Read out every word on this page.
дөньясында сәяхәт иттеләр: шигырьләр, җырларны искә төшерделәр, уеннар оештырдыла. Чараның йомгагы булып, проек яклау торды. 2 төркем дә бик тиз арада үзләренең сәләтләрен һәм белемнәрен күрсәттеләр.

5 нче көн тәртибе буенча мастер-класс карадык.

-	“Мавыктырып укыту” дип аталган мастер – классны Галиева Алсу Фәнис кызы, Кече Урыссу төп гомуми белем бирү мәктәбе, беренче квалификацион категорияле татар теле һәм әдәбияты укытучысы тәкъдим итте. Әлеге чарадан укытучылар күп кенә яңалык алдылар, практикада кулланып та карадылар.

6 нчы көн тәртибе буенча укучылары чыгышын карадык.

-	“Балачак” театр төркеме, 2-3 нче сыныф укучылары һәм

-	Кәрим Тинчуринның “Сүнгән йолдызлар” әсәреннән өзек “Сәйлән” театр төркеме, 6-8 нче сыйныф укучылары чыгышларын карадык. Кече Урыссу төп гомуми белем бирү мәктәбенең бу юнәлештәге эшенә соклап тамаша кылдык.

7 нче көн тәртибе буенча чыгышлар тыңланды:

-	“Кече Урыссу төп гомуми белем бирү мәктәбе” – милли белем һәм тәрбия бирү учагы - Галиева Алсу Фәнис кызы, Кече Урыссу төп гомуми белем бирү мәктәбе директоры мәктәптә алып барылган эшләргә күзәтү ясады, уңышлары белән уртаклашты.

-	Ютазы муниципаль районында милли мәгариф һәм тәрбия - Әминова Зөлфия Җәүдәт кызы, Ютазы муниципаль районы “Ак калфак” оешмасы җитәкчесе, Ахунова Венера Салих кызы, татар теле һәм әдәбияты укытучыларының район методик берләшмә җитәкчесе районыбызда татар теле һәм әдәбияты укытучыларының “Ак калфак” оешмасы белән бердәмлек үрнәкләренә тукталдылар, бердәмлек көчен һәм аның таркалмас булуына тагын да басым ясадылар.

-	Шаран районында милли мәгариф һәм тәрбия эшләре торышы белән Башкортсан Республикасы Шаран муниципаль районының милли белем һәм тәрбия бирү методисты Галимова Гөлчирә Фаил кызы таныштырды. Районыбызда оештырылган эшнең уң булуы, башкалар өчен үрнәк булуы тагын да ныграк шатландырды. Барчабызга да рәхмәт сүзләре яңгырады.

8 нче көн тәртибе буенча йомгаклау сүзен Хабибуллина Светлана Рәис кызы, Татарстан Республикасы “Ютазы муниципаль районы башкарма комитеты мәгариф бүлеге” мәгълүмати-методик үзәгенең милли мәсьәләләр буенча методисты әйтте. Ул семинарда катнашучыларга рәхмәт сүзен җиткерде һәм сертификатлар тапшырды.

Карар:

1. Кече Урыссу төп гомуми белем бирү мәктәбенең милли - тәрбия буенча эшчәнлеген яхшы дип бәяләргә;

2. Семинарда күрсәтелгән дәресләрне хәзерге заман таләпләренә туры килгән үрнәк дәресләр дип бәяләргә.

##############################

DIRECTIONS:
Repeat the data verbatim.

RESPONSE TO THIS EXERCISE:
Read out every word on this page.
дөньясында сәяхәт иттеләр: шигырьләр, җырларны искә төшерделәр, уеннар оештырдыла. Чараның йомгагы булып, проек яклау торды. 2 төркем дә бик тиз арада үзләренең сәләтләрен һәм белемнәрен күрсәттеләр.

5 нче көн тәртибе буенча мастер-класс карадык.

-	“Мавыктырып укыту” дип аталган мастер – классны Галиева Алсу Фәнис кызы, Кече Урыссу төп гомуми белем бирү мәктәбе, беренче квалификацион категорияле татар теле һәм әдәбияты укытучысы тәкъдим итте. Әлеге чарадан укытучылар күп кенә яңалык алдылар, практикада кулланып та карадылар.

6 нчы көн тәртибе буенча укучылары чыгышын карадык.

-	“Балачак” театр төркеме, 2-3 нче сыныф укучылары һәм

-	Кәрим Тинчуринның “Сүнгән йолдызлар” әсәреннән өзек “Сәйлән” театр төркеме, 6-8 нче сыйныф укучылары чыгышларын карадык. Кече Урыссу төп гомуми белем бирү мәктәбенең бу юнәлештәге эшенә соклап тамаша кылдык.

7 нче көн тәртибе буенча чыгышлар тыңланды:

-	“Кече Урыссу төп гомуми белем бирү мәктәбе” – милли белем һәм тәрбия бирү учагы - Галиева Алсу Фәнис кызы, Кече Урыссу төп гомуми белем бирү мәктәбе директоры мәктәптә алып барылган эшләргә күзәтү ясады, уңышлары белән уртаклашты.

-	Ютазы муниципаль районында милли мәгариф һәм тәрбия - Әминова Зөлфия Җәүдәт кызы, Ютазы муниципаль районы “Ак калфак” оешмасы җитәкчесе, Ахунова Венера Салих кызы, татар теле һәм әдәбияты укытучыларының район методик берләшмә җитәкчесе районыбызда татар теле һәм әдәбияты укытучыларының “Ак калфак” оешмасы белән бердәмлек үрнәкләренә тукталдылар, бердәмлек көчен һәм аның таркалмас булуына тагын да басым ясадылар.

-	Шаран районында милли мәгариф һәм тәрбия эшләре торышы белән Башкортсан Республикасы Шаран муниципаль районының милли белем һәм тәрбия бирү методисты Галимова Гөлчирә Фаил кызы таныштырды. Районыбызда оештырылган эшнең уң булуы, башкалар өчен үрнәк булуы тагын да ныграк шатландырды. Барчабызга да рәхмәт сүзләре яңгырады.

8 нче көн тәртибе буенча йомгаклау сүзен Хабибуллина Светлана Рәис кызы, Татарстан Республикасы “Ютазы муниципаль районы башкарма комитеты мәгариф бүлеге” мәгълүмати-методик үзәгенең милли мәсьәләләр буенча методисты әйтте. Ул семинарда катнашучыларга рәхмәт сүзен җиткерде һәм сертификатлар тапшырды.

Карар:

1. Кече Урыссу төп гомуми белем бирү мәктәбенең милли - тәрбия буенча эшчәнлеген яхшы дип бәяләргә;

2. Семинарда күрсәтелгән дәресләрне хәзерге заман таләпләренә туры килгән үрнәк дәресләр дип бәяләргә.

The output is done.